> [EXERCISE AIM]
With the pictures removed, set down all of the entries below exactly.
___ GIVEN RECORDS
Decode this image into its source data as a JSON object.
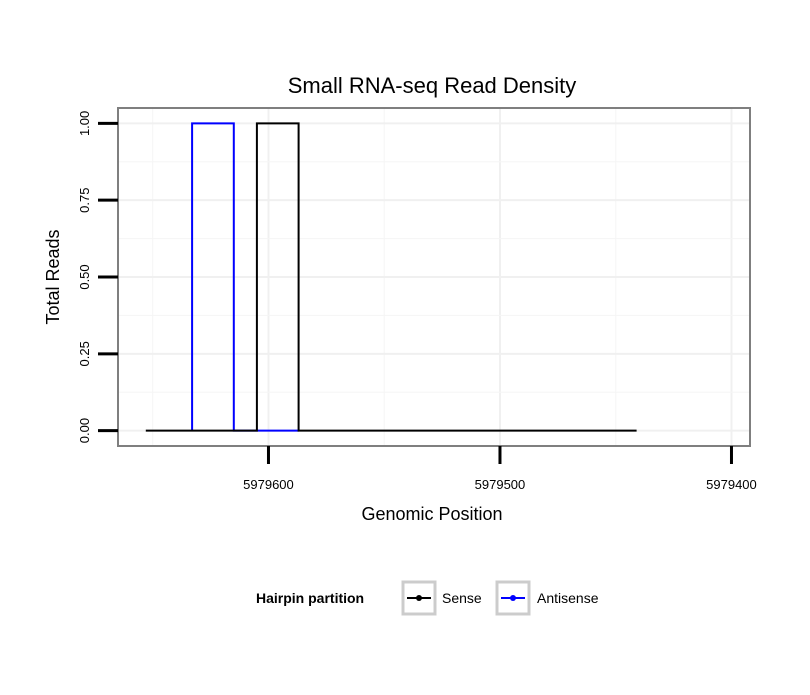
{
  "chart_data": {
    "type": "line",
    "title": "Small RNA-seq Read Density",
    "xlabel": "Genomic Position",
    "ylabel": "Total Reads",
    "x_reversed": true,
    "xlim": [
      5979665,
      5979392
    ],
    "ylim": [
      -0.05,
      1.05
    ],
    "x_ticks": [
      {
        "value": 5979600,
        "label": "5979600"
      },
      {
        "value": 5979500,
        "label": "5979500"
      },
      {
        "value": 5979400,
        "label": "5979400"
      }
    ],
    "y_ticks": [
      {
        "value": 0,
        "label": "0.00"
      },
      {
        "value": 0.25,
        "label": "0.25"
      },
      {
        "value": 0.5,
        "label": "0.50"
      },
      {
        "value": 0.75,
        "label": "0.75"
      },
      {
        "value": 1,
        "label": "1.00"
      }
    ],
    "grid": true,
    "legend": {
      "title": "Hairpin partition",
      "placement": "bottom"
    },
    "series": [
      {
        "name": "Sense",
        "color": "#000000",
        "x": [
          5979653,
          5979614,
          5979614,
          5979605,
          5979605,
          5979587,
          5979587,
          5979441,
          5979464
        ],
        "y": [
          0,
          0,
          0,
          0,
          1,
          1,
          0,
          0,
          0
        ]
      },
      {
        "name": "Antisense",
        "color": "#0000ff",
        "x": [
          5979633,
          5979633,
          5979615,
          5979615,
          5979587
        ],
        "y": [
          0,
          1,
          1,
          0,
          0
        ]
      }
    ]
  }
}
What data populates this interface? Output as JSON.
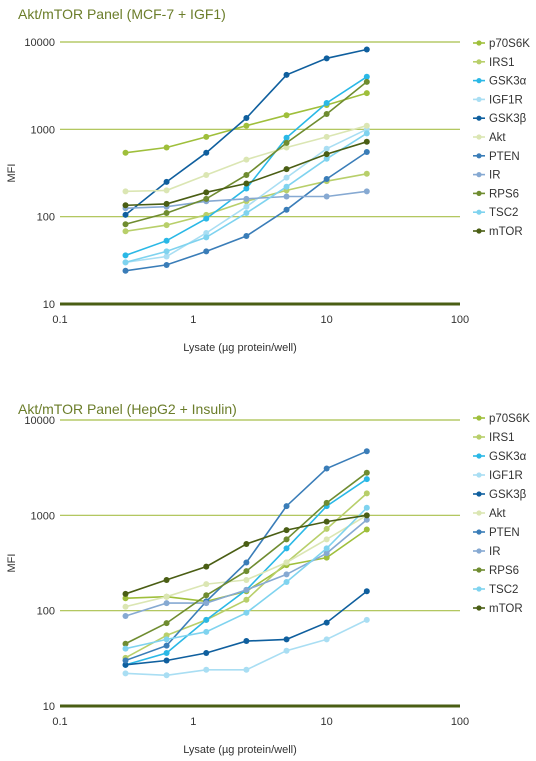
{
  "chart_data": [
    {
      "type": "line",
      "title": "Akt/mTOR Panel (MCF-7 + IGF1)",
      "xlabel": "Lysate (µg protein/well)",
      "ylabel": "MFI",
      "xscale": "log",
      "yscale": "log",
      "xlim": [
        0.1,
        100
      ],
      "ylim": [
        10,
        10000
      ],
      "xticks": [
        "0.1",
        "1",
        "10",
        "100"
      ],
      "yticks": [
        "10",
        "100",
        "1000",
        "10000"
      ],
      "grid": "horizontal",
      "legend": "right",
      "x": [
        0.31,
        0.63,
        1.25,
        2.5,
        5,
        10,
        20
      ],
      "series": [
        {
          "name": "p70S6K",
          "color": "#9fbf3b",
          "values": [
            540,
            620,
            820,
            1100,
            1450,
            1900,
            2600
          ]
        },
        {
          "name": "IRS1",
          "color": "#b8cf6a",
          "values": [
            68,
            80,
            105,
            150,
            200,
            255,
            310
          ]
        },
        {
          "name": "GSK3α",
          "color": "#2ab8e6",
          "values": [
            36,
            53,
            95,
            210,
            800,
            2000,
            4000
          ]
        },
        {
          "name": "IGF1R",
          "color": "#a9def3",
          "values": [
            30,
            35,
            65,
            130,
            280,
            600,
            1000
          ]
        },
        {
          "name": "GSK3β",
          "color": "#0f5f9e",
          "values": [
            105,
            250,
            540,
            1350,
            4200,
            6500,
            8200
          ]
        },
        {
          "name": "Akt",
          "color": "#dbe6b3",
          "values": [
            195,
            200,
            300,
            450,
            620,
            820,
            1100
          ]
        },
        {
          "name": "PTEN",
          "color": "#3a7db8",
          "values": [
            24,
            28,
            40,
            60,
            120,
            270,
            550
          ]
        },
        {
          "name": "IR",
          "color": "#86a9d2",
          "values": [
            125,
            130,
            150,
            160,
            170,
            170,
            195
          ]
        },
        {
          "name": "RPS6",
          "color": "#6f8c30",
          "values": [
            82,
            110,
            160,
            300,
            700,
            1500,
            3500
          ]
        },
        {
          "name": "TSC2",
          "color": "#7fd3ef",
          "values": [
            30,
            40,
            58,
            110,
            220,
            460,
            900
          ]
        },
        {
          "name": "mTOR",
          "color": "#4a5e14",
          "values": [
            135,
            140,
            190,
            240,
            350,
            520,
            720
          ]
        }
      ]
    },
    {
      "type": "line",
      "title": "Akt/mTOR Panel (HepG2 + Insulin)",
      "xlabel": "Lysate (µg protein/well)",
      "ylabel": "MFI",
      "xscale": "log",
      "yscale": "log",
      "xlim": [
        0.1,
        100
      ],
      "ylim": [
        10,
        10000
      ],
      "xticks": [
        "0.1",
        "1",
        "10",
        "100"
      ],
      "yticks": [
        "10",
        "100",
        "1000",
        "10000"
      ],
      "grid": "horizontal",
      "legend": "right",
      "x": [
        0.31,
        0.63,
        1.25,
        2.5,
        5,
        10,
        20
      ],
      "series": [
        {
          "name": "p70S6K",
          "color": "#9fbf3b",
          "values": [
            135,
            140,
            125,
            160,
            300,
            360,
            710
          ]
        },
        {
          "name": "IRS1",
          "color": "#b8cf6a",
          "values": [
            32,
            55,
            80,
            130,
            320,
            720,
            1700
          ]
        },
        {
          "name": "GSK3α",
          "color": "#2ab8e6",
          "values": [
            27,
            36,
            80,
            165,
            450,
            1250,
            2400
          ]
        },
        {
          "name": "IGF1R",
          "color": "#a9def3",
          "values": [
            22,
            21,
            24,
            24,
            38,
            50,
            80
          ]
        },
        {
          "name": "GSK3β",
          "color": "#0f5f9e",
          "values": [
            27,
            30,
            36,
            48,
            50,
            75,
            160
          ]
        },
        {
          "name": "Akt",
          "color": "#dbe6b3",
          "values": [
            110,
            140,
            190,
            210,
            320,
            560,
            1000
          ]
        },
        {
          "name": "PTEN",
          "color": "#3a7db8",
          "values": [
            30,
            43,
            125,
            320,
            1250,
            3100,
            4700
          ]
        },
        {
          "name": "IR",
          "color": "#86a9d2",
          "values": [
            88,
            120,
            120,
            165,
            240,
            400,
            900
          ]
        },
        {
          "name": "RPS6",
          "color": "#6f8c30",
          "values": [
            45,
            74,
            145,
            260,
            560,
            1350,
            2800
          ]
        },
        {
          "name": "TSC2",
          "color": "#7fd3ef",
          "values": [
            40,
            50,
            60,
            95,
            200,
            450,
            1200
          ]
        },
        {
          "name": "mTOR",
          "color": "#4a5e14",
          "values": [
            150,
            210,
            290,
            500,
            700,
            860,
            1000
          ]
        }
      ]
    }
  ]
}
______
> [WORKED SOLUTION]
Decode this image into its source data as a JSON object.
{
  "chart_data": {
    "type": "line",
    "title": "Small RNA-seq Read Density",
    "xlabel": "Genomic Position",
    "ylabel": "Total Reads",
    "x_reversed": true,
    "xlim": [
      5979665,
      5979392
    ],
    "ylim": [
      -0.05,
      1.05
    ],
    "x_ticks": [
      {
        "value": 5979600,
        "label": "5979600"
      },
      {
        "value": 5979500,
        "label": "5979500"
      },
      {
        "value": 5979400,
        "label": "5979400"
      }
    ],
    "y_ticks": [
      {
        "value": 0,
        "label": "0.00"
      },
      {
        "value": 0.25,
        "label": "0.25"
      },
      {
        "value": 0.5,
        "label": "0.50"
      },
      {
        "value": 0.75,
        "label": "0.75"
      },
      {
        "value": 1,
        "label": "1.00"
      }
    ],
    "grid": true,
    "legend": {
      "title": "Hairpin partition",
      "placement": "bottom"
    },
    "series": [
      {
        "name": "Sense",
        "color": "#000000",
        "x": [
          5979653,
          5979614,
          5979614,
          5979605,
          5979605,
          5979587,
          5979587,
          5979441,
          5979464
        ],
        "y": [
          0,
          0,
          0,
          0,
          1,
          1,
          0,
          0,
          0
        ]
      },
      {
        "name": "Antisense",
        "color": "#0000ff",
        "x": [
          5979633,
          5979633,
          5979615,
          5979615,
          5979587
        ],
        "y": [
          0,
          1,
          1,
          0,
          0
        ]
      }
    ]
  }
}
What data populates this interface? Output as JSON.
{
  "chart_data": [
    {
      "type": "line",
      "title": "Akt/mTOR Panel (MCF-7 + IGF1)",
      "xlabel": "Lysate (µg protein/well)",
      "ylabel": "MFI",
      "xscale": "log",
      "yscale": "log",
      "xlim": [
        0.1,
        100
      ],
      "ylim": [
        10,
        10000
      ],
      "xticks": [
        "0.1",
        "1",
        "10",
        "100"
      ],
      "yticks": [
        "10",
        "100",
        "1000",
        "10000"
      ],
      "grid": "horizontal",
      "legend": "right",
      "x": [
        0.31,
        0.63,
        1.25,
        2.5,
        5,
        10,
        20
      ],
      "series": [
        {
          "name": "p70S6K",
          "color": "#9fbf3b",
          "values": [
            540,
            620,
            820,
            1100,
            1450,
            1900,
            2600
          ]
        },
        {
          "name": "IRS1",
          "color": "#b8cf6a",
          "values": [
            68,
            80,
            105,
            150,
            200,
            255,
            310
          ]
        },
        {
          "name": "GSK3α",
          "color": "#2ab8e6",
          "values": [
            36,
            53,
            95,
            210,
            800,
            2000,
            4000
          ]
        },
        {
          "name": "IGF1R",
          "color": "#a9def3",
          "values": [
            30,
            35,
            65,
            130,
            280,
            600,
            1000
          ]
        },
        {
          "name": "GSK3β",
          "color": "#0f5f9e",
          "values": [
            105,
            250,
            540,
            1350,
            4200,
            6500,
            8200
          ]
        },
        {
          "name": "Akt",
          "color": "#dbe6b3",
          "values": [
            195,
            200,
            300,
            450,
            620,
            820,
            1100
          ]
        },
        {
          "name": "PTEN",
          "color": "#3a7db8",
          "values": [
            24,
            28,
            40,
            60,
            120,
            270,
            550
          ]
        },
        {
          "name": "IR",
          "color": "#86a9d2",
          "values": [
            125,
            130,
            150,
            160,
            170,
            170,
            195
          ]
        },
        {
          "name": "RPS6",
          "color": "#6f8c30",
          "values": [
            82,
            110,
            160,
            300,
            700,
            1500,
            3500
          ]
        },
        {
          "name": "TSC2",
          "color": "#7fd3ef",
          "values": [
            30,
            40,
            58,
            110,
            220,
            460,
            900
          ]
        },
        {
          "name": "mTOR",
          "color": "#4a5e14",
          "values": [
            135,
            140,
            190,
            240,
            350,
            520,
            720
          ]
        }
      ]
    },
    {
      "type": "line",
      "title": "Akt/mTOR Panel (HepG2 + Insulin)",
      "xlabel": "Lysate (µg protein/well)",
      "ylabel": "MFI",
      "xscale": "log",
      "yscale": "log",
      "xlim": [
        0.1,
        100
      ],
      "ylim": [
        10,
        10000
      ],
      "xticks": [
        "0.1",
        "1",
        "10",
        "100"
      ],
      "yticks": [
        "10",
        "100",
        "1000",
        "10000"
      ],
      "grid": "horizontal",
      "legend": "right",
      "x": [
        0.31,
        0.63,
        1.25,
        2.5,
        5,
        10,
        20
      ],
      "series": [
        {
          "name": "p70S6K",
          "color": "#9fbf3b",
          "values": [
            135,
            140,
            125,
            160,
            300,
            360,
            710
          ]
        },
        {
          "name": "IRS1",
          "color": "#b8cf6a",
          "values": [
            32,
            55,
            80,
            130,
            320,
            720,
            1700
          ]
        },
        {
          "name": "GSK3α",
          "color": "#2ab8e6",
          "values": [
            27,
            36,
            80,
            165,
            450,
            1250,
            2400
          ]
        },
        {
          "name": "IGF1R",
          "color": "#a9def3",
          "values": [
            22,
            21,
            24,
            24,
            38,
            50,
            80
          ]
        },
        {
          "name": "GSK3β",
          "color": "#0f5f9e",
          "values": [
            27,
            30,
            36,
            48,
            50,
            75,
            160
          ]
        },
        {
          "name": "Akt",
          "color": "#dbe6b3",
          "values": [
            110,
            140,
            190,
            210,
            320,
            560,
            1000
          ]
        },
        {
          "name": "PTEN",
          "color": "#3a7db8",
          "values": [
            30,
            43,
            125,
            320,
            1250,
            3100,
            4700
          ]
        },
        {
          "name": "IR",
          "color": "#86a9d2",
          "values": [
            88,
            120,
            120,
            165,
            240,
            400,
            900
          ]
        },
        {
          "name": "RPS6",
          "color": "#6f8c30",
          "values": [
            45,
            74,
            145,
            260,
            560,
            1350,
            2800
          ]
        },
        {
          "name": "TSC2",
          "color": "#7fd3ef",
          "values": [
            40,
            50,
            60,
            95,
            200,
            450,
            1200
          ]
        },
        {
          "name": "mTOR",
          "color": "#4a5e14",
          "values": [
            150,
            210,
            290,
            500,
            700,
            860,
            1000
          ]
        }
      ]
    }
  ]
}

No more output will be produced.